**EXERCISE:** Which lines have the string "ovat"? Copy all of them from the entries below.

**GIVEN DATA:**

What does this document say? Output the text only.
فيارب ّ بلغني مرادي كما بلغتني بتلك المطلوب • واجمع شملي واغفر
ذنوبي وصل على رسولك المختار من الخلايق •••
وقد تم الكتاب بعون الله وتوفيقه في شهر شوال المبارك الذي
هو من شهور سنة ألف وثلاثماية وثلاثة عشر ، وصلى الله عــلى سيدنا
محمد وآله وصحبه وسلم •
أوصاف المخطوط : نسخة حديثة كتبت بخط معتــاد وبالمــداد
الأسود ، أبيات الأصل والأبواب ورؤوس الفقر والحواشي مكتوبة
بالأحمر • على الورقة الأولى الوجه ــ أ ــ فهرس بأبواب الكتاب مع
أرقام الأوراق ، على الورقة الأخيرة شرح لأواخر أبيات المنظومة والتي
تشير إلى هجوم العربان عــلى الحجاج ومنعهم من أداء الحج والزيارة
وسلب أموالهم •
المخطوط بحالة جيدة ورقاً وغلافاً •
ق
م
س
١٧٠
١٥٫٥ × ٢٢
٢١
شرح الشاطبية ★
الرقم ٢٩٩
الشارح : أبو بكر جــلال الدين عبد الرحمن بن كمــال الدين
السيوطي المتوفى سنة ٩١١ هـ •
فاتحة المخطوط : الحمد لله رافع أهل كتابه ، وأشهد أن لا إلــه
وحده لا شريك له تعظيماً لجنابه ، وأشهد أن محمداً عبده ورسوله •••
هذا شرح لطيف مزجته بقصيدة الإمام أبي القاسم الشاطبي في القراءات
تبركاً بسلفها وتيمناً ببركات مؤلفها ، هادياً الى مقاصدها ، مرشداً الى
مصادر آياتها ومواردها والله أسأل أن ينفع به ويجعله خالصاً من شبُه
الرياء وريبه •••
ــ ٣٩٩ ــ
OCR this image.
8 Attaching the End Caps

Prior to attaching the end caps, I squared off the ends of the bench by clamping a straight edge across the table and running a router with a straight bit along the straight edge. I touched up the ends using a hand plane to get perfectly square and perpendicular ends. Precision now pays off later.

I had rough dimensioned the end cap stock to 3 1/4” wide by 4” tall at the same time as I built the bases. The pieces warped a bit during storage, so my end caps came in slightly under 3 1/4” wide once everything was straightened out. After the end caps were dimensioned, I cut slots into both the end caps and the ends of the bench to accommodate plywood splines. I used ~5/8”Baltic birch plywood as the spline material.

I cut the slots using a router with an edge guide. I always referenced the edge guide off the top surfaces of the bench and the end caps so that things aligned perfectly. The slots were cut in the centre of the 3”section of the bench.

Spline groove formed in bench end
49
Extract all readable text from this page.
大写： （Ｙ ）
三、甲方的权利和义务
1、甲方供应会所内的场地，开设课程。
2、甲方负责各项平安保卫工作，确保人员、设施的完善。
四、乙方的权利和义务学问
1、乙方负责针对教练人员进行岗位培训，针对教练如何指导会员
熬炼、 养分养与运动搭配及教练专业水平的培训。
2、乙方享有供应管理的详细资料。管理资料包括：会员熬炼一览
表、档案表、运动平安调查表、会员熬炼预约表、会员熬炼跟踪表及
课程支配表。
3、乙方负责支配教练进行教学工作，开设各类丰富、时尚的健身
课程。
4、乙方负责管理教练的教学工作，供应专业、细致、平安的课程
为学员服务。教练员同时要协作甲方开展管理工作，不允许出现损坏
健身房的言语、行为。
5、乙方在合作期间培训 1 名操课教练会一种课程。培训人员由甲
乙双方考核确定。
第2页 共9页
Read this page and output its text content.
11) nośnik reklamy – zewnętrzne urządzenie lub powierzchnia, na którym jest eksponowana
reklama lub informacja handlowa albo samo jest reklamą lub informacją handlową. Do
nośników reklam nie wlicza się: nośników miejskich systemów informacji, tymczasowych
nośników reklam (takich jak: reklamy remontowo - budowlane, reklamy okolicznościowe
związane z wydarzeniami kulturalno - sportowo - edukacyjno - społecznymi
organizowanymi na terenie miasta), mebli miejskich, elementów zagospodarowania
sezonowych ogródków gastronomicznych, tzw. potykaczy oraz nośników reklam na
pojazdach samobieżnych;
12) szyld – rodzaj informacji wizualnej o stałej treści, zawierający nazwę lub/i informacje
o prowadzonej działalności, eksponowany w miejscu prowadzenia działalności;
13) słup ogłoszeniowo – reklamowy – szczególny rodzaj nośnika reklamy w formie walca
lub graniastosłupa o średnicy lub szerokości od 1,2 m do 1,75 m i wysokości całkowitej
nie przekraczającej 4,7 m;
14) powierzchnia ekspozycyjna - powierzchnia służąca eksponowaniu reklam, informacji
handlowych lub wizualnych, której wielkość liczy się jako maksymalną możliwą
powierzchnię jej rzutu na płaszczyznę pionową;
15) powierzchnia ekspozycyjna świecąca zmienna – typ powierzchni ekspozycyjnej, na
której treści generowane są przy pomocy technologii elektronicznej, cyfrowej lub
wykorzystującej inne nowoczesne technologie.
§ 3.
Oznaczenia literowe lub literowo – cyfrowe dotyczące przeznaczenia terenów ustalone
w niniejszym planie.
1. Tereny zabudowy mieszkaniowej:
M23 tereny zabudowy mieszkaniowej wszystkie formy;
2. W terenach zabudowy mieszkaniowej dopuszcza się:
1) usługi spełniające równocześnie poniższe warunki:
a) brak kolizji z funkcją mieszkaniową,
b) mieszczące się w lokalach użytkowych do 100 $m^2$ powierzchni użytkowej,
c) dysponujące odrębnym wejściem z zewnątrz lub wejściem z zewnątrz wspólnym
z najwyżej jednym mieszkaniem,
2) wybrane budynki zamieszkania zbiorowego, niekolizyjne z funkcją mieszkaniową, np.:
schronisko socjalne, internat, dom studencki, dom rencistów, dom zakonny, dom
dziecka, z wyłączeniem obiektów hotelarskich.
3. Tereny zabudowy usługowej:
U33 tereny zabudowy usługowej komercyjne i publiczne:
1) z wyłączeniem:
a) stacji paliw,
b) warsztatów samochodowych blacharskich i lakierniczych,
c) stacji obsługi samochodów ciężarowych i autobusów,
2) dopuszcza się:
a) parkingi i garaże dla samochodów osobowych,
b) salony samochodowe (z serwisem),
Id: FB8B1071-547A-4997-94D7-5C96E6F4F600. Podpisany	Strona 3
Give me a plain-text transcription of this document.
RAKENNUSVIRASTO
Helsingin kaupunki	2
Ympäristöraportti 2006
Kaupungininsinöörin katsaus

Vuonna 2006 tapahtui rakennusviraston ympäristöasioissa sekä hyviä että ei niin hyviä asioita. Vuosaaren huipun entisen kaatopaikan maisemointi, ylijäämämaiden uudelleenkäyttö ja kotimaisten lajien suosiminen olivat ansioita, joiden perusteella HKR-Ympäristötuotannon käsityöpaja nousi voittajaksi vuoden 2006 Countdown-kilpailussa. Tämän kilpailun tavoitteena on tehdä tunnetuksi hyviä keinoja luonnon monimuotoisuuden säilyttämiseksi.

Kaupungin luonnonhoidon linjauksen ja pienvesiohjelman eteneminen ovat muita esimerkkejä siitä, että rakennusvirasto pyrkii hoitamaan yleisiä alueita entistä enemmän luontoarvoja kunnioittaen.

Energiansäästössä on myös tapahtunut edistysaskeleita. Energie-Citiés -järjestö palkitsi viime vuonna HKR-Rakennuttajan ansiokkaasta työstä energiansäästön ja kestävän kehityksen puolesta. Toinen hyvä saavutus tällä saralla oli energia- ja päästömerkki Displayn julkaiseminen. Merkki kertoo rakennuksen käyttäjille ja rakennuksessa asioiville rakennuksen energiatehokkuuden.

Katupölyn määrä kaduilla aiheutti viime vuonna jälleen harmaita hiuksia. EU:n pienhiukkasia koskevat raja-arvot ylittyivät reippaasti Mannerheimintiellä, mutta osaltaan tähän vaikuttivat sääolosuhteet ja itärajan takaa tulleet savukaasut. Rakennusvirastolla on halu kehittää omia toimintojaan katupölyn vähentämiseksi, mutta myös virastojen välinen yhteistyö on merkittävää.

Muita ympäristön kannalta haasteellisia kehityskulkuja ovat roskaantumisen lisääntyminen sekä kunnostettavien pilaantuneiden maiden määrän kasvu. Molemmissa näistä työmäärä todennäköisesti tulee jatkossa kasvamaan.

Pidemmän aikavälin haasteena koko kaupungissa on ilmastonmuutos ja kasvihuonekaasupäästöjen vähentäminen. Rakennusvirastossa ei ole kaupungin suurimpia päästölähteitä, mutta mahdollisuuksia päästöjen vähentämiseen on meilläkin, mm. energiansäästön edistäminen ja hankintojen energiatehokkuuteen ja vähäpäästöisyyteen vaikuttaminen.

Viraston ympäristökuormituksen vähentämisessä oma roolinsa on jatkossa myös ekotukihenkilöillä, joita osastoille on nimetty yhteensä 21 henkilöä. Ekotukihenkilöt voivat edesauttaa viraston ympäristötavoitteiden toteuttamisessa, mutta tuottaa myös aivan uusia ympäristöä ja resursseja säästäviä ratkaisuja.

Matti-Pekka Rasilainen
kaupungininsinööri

**WRITTEN SOLUTION:**
Kaupungin luonnonhoidon linjauksen ja pienvesiohjelman eteneminen ovat muita esimerkkejä siitä, että rakennusvirasto pyrkii hoitamaan yleisiä alueita entistä enemmän luontoarvoja kunnioittaen.
Muita ympäristön kannalta haasteellisia kehityskulkuja ovat roskaantumisen lisääntyminen sekä kunnostettavien pilaantuneiden maiden määrän kasvu. Molemmissa näistä työmäärä todennäköisesti tulee jatkossa kasvamaan.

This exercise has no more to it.